[start]

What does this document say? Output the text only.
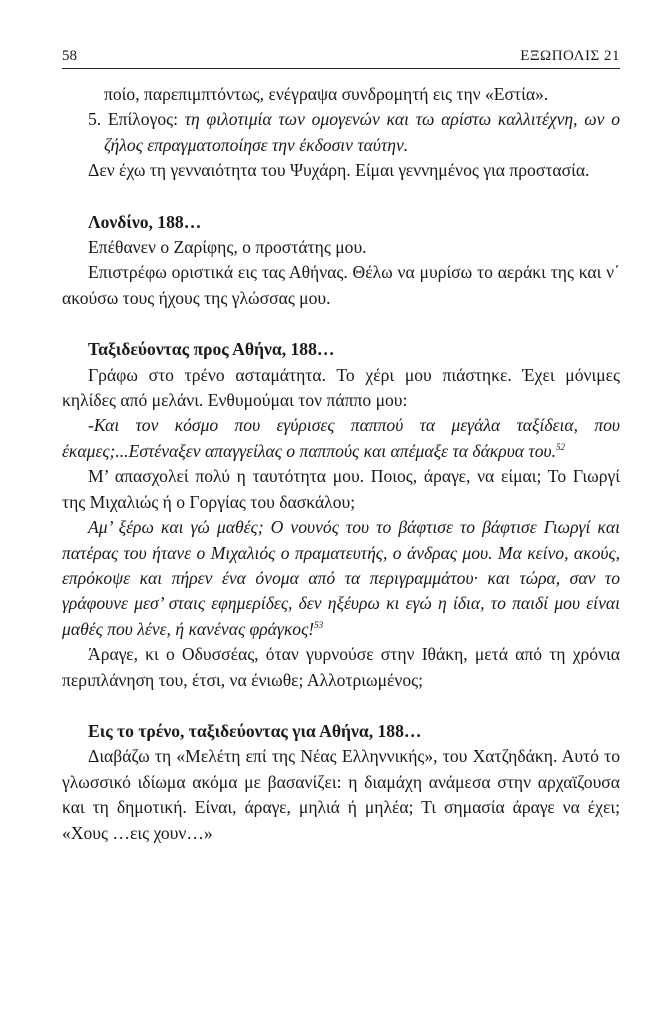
58	ΕΞΩΠΟΛΙΣ 21

ποίο, παρεπιμπτόντως, ενέγραψα συνδρομητή εις την «Εστία».

5. Επίλογος: τη φιλοτιμία των ομογενών και τω αρίστω καλλιτέχνη, ων ο ζήλος επραγματοποίησε την έκδοσιν ταύτην.

Δεν έχω τη γενναιότητα του Ψυχάρη. Είμαι γεννημένος για προστασία.

Λονδίνο, 188…

Επέθανεν ο Ζαρίφης, ο προστάτης μου.

Επιστρέφω οριστικά εις τας Αθήνας. Θέλω να μυρίσω το αεράκι της και ν΄ ακούσω τους ήχους της γλώσσας μου.

Ταξιδεύοντας προς Αθήνα, 188…

Γράφω στο τρένο ασταμάτητα. Το χέρι μου πιάστηκε. Έχει μόνιμες κηλίδες από μελάνι. Ενθυμούμαι τον πάππο μου:

-Και τον κόσμο που εγύρισες παππού τα μεγάλα ταξίδεια, που έκαμες;...Εστέναξεν απαγγείλας ο παππούς και απέμαξε τα δάκρυα του.$^{52}$

Μ’ απασχολεί πολύ η ταυτότητα μου. Ποιος, άραγε, να είμαι; Το Γιωργί της Μιχαλιώς ή ο Γοργίας του δασκάλου;

Αμ’ ξέρω και γώ μαθές; Ο νουνός του το βάφτισε το βάφτισε Γιωργί και πατέρας του ήτανε ο Μιχαλιός ο πραματευτής, ο άνδρας μου. Μα κείνο, ακούς, επρόκοψε και πήρεν ένα όνομα από τα περιγραμμάτου· και τώρα, σαν το γράφουνε μεσ’ σταις εφημερίδες, δεν ηξέυρω κι εγώ η ίδια, το παιδί μου είναι μαθές που λένε, ή κανένας φράγκος!$^{53}$

Άραγε, κι ο Οδυσσέας, όταν γυρνούσε στην Ιθάκη, μετά από τη χρόνια περιπλάνηση του, έτσι, να ένιωθε; Αλλοτριωμένος;

Εις το τρένο, ταξιδεύοντας για Αθήνα, 188…

Διαβάζω τη «Μελέτη επί της Νέας Ελληννικής», του Χατζηδάκη. Αυτό το γλωσσικό ιδίωμα ακόμα με βασανίζει: η διαμάχη ανάμεσα στην αρχαϊζουσα και τη δημοτική. Είναι, άραγε, μηλιά ή μηλέα; Τι σημασία άραγε να έχει; «Χους …εις χουν…»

[end]

• _Exercise aim_: Some lines of the records may hold the word "στην". How many do? Answer with a number and nothing else.

• _The reply_: 2